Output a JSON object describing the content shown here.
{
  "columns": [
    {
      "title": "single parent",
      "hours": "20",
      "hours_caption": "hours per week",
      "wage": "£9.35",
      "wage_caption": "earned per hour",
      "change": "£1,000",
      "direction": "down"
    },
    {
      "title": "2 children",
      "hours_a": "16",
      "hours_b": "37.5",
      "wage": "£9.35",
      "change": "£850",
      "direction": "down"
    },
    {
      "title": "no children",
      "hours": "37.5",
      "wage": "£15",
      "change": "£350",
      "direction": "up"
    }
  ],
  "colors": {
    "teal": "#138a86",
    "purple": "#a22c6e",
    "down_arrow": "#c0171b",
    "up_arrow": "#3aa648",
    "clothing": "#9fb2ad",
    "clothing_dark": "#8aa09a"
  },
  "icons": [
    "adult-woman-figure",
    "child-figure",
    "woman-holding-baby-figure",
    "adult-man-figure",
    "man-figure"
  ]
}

______

Request:
Report how many lines in this data include the string "adult", and nothing else.

Output for this exercise:
2